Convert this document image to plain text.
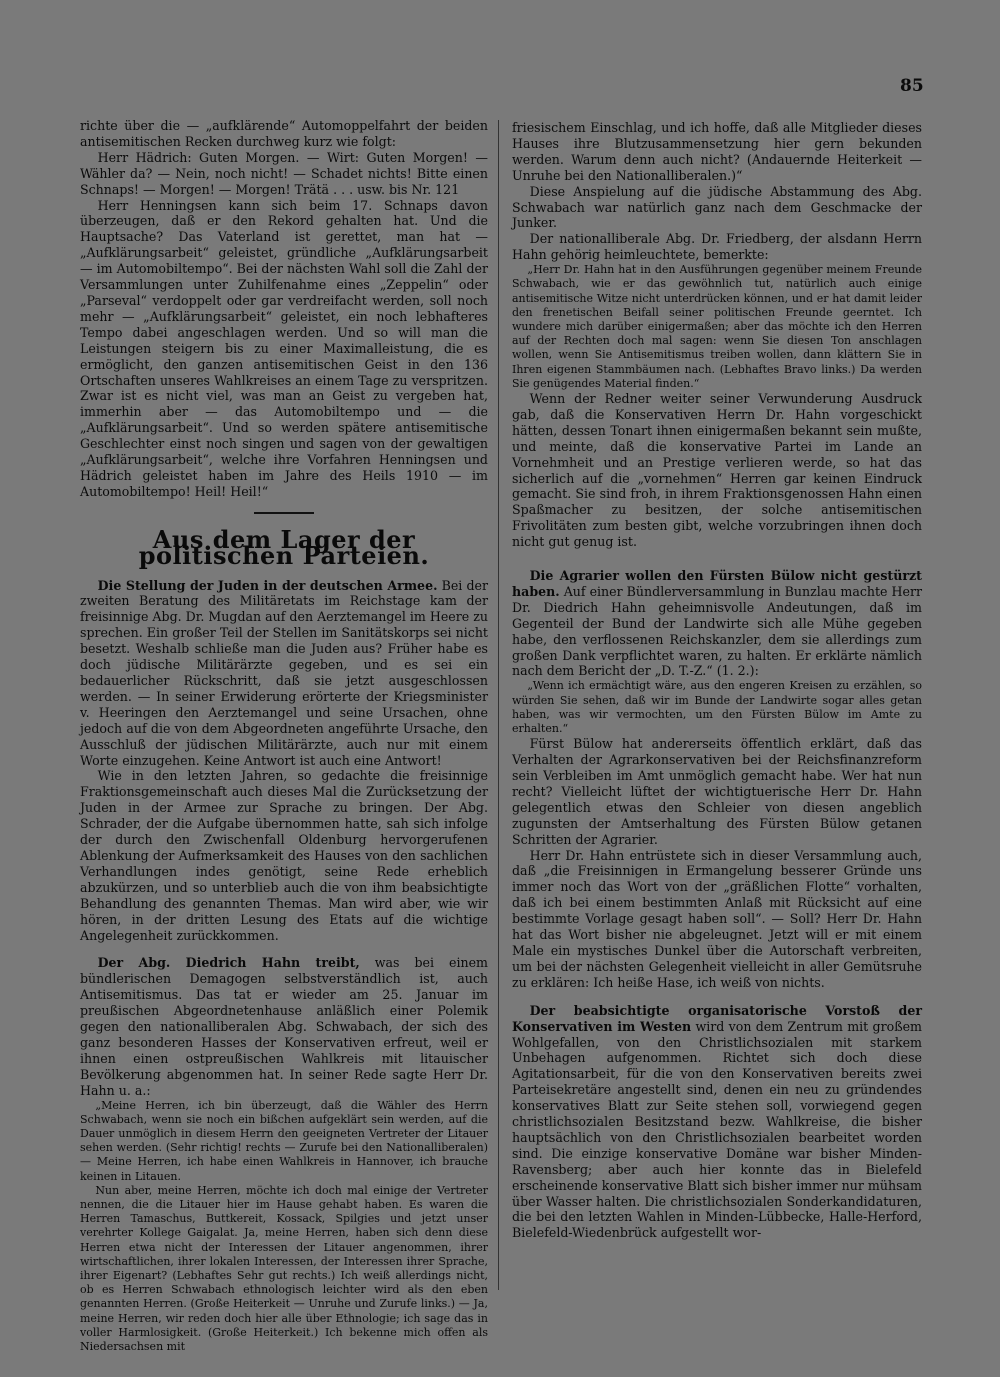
85

richte über die — „aufklärende“ Automoppelfahrt der beiden antisemitischen Recken durchweg kurz wie folgt:

Herr Hädrich: Guten Morgen. — Wirt: Guten Morgen! — Wähler da? — Nein, noch nicht! — Schadet nichts! Bitte einen Schnaps! — Morgen! — Morgen! Trätä . . . usw. bis Nr. 121

Herr Henningsen kann sich beim 17. Schnaps davon überzeugen, daß er den Rekord gehalten hat. Und die Hauptsache? Das Vaterland ist gerettet, man hat — „Aufklärungsarbeit“ geleistet, gründliche „Aufklärungsarbeit — im Automobiltempo“. Bei der nächsten Wahl soll die Zahl der Versammlungen unter Zuhilfenahme eines „Zeppelin“ oder „Parseval“ verdoppelt oder gar verdreifacht werden, soll noch mehr — „Aufklärungsarbeit“ geleistet, ein noch lebhafteres Tempo dabei angeschlagen werden. Und so will man die Leistungen steigern bis zu einer Maximalleistung, die es ermöglicht, den ganzen antisemitischen Geist in den 136 Ortschaften unseres Wahlkreises an einem Tage zu verspritzen. Zwar ist es nicht viel, was man an Geist zu vergeben hat, immerhin aber — das Automobiltempo und — die „Aufklärungsarbeit“. Und so werden spätere antisemitische Geschlechter einst noch singen und sagen von der gewaltigen „Aufklärungsarbeit“, welche ihre Vorfahren Henningsen und Hädrich geleistet haben im Jahre des Heils 1910 — im Automobiltempo! Heil! Heil!“

Aus dem Lager der politischen Parteien.

Die Stellung der Juden in der deutschen Armee. Bei der zweiten Beratung des Militäretats im Reichstage kam der freisinnige Abg. Dr. Mugdan auf den Aerztemangel im Heere zu sprechen. Ein großer Teil der Stellen im Sanitätskorps sei nicht besetzt. Weshalb schließe man die Juden aus? Früher habe es doch jüdische Militärärzte gegeben, und es sei ein bedauerlicher Rückschritt, daß sie jetzt ausgeschlossen werden. — In seiner Erwiderung erörterte der Kriegsminister v. Heeringen den Aerztemangel und seine Ursachen, ohne jedoch auf die von dem Abgeordneten angeführte Ursache, den Ausschluß der jüdischen Militärärzte, auch nur mit einem Worte einzugehen. Keine Antwort ist auch eine Antwort!

Wie in den letzten Jahren, so gedachte die freisinnige Fraktionsgemeinschaft auch dieses Mal die Zurücksetzung der Juden in der Armee zur Sprache zu bringen. Der Abg. Schrader, der die Aufgabe übernommen hatte, sah sich infolge der durch den Zwischenfall Oldenburg hervorgerufenen Ablenkung der Aufmerksamkeit des Hauses von den sachlichen Verhandlungen indes genötigt, seine Rede erheblich abzukürzen, und so unterblieb auch die von ihm beabsichtigte Behandlung des genannten Themas. Man wird aber, wie wir hören, in der dritten Lesung des Etats auf die wichtige Angelegenheit zurückkommen.

Der Abg. Diedrich Hahn treibt, was bei einem bündlerischen Demagogen selbstverständlich ist, auch Antisemitismus. Das tat er wieder am 25. Januar im preußischen Abgeordnetenhause anläßlich einer Polemik gegen den nationalliberalen Abg. Schwabach, der sich des ganz besonderen Hasses der Konservativen erfreut, weil er ihnen einen ostpreußischen Wahlkreis mit litauischer Bevölkerung abgenommen hat. In seiner Rede sagte Herr Dr. Hahn u. a.:

„Meine Herren, ich bin überzeugt, daß die Wähler des Herrn Schwabach, wenn sie noch ein bißchen aufgeklärt sein werden, auf die Dauer unmöglich in diesem Herrn den geeigneten Vertreter der Litauer sehen werden. (Sehr richtig! rechts — Zurufe bei den Nationalliberalen) — Meine Herren, ich habe einen Wahlkreis in Hannover, ich brauche keinen in Litauen.

Nun aber, meine Herren, möchte ich doch mal einige der Vertreter nennen, die die Litauer hier im Hause gehabt haben. Es waren die Herren Tamaschus, Buttkereit, Kossack, Spilgies und jetzt unser verehrter Kollege Gaigalat. Ja, meine Herren, haben sich denn diese Herren etwa nicht der Interessen der Litauer angenommen, ihrer wirtschaftlichen, ihrer lokalen Interessen, der Interessen ihrer Sprache, ihrer Eigenart? (Lebhaftes Sehr gut rechts.) Ich weiß allerdings nicht, ob es Herren Schwabach ethnologisch leichter wird als den eben genannten Herren. (Große Heiterkeit — Unruhe und Zurufe links.) — Ja, meine Herren, wir reden doch hier alle über Ethnologie; ich sage das in voller Harmlosigkeit. (Große Heiterkeit.) Ich bekenne mich offen als Niedersachsen mit

friesischem Einschlag, und ich hoffe, daß alle Mitglieder dieses Hauses ihre Blutzusammensetzung hier gern bekunden werden. Warum denn auch nicht? (Andauernde Heiterkeit — Unruhe bei den Nationalliberalen.)“

Diese Anspielung auf die jüdische Abstammung des Abg. Schwabach war natürlich ganz nach dem Geschmacke der Junker.

Der nationalliberale Abg. Dr. Friedberg, der alsdann Herrn Hahn gehörig heimleuchtete, bemerkte:

„Herr Dr. Hahn hat in den Ausführungen gegenüber meinem Freunde Schwabach, wie er das gewöhnlich tut, natürlich auch einige antisemitische Witze nicht unterdrücken können, und er hat damit leider den frenetischen Beifall seiner politischen Freunde geerntet. Ich wundere mich darüber einigermaßen; aber das möchte ich den Herren auf der Rechten doch mal sagen: wenn Sie diesen Ton anschlagen wollen, wenn Sie Antisemitismus treiben wollen, dann klättern Sie in Ihren eigenen Stammbäumen nach. (Lebhaftes Bravo links.) Da werden Sie genügendes Material finden.“

Wenn der Redner weiter seiner Verwunderung Ausdruck gab, daß die Konservativen Herrn Dr. Hahn vorgeschickt hätten, dessen Tonart ihnen einigermaßen bekannt sein mußte, und meinte, daß die konservative Partei im Lande an Vornehmheit und an Prestige verlieren werde, so hat das sicherlich auf die „vornehmen“ Herren gar keinen Eindruck gemacht. Sie sind froh, in ihrem Fraktionsgenossen Hahn einen Spaßmacher zu besitzen, der solche antisemitischen Frivolitäten zum besten gibt, welche vorzubringen ihnen doch nicht gut genug ist.

Die Agrarier wollen den Fürsten Bülow nicht gestürzt haben. Auf einer Bündlerversammlung in Bunzlau machte Herr Dr. Diedrich Hahn geheimnisvolle Andeutungen, daß im Gegenteil der Bund der Landwirte sich alle Mühe gegeben habe, den verflossenen Reichskanzler, dem sie allerdings zum großen Dank verpflichtet waren, zu halten. Er erklärte nämlich nach dem Bericht der „D. T.-Z.“ (1. 2.):

„Wenn ich ermächtigt wäre, aus den engeren Kreisen zu erzählen, so würden Sie sehen, daß wir im Bunde der Landwirte sogar alles getan haben, was wir vermochten, um den Fürsten Bülow im Amte zu erhalten.“

Fürst Bülow hat andererseits öffentlich erklärt, daß das Verhalten der Agrarkonservativen bei der Reichsfinanzreform sein Verbleiben im Amt unmöglich gemacht habe. Wer hat nun recht? Vielleicht lüftet der wichtigtuerische Herr Dr. Hahn gelegentlich etwas den Schleier von diesen angeblich zugunsten der Amtserhaltung des Fürsten Bülow getanen Schritten der Agrarier.

Herr Dr. Hahn entrüstete sich in dieser Versammlung auch, daß „die Freisinnigen in Ermangelung besserer Gründe uns immer noch das Wort von der „gräßlichen Flotte“ vorhalten, daß ich bei einem bestimmten Anlaß mit Rücksicht auf eine bestimmte Vorlage gesagt haben soll“. — Soll? Herr Dr. Hahn hat das Wort bisher nie abgeleugnet. Jetzt will er mit einem Male ein mystisches Dunkel über die Autorschaft verbreiten, um bei der nächsten Gelegenheit vielleicht in aller Gemütsruhe zu erklären: Ich heiße Hase, ich weiß von nichts.

Der beabsichtigte organisatorische Vorstoß der Konservativen im Westen wird von dem Zentrum mit großem Wohlgefallen, von den Christlichsozialen mit starkem Unbehagen aufgenommen. Richtet sich doch diese Agitationsarbeit, für die von den Konservativen bereits zwei Parteisekretäre angestellt sind, denen ein neu zu gründendes konservatives Blatt zur Seite stehen soll, vorwiegend gegen christlichsozialen Besitzstand bezw. Wahlkreise, die bisher hauptsächlich von den Christlichsozialen bearbeitet worden sind. Die einzige konservative Domäne war bisher Minden-Ravensberg; aber auch hier konnte das in Bielefeld erscheinende konservative Blatt sich bisher immer nur mühsam über Wasser halten. Die christlichsozialen Sonderkandidaturen, die bei den letzten Wahlen in Minden-Lübbecke, Halle-Herford, Bielefeld-Wiedenbrück aufgestellt wor-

▶ [Required action]:
Copy out all lines of the material above in which "Wähler" occurs.

▶ [Reply]:
Herr Hädrich: Guten Morgen. — Wirt: Guten Morgen! — Wähler da? — Nein, noch nicht! — Schadet nichts! Bitte einen Schnaps! — Morgen! — Morgen! Trätä . . . usw. bis Nr. 121
„Meine Herren, ich bin überzeugt, daß die Wähler des Herrn Schwabach, wenn sie noch ein bißchen aufgeklärt sein werden, auf die Dauer unmöglich in diesem Herrn den geeigneten Vertreter der Litauer sehen werden. (Sehr richtig! rechts — Zurufe bei den Nationalliberalen) — Meine Herren, ich habe einen Wahlkreis in Hannover, ich brauche keinen in Litauen.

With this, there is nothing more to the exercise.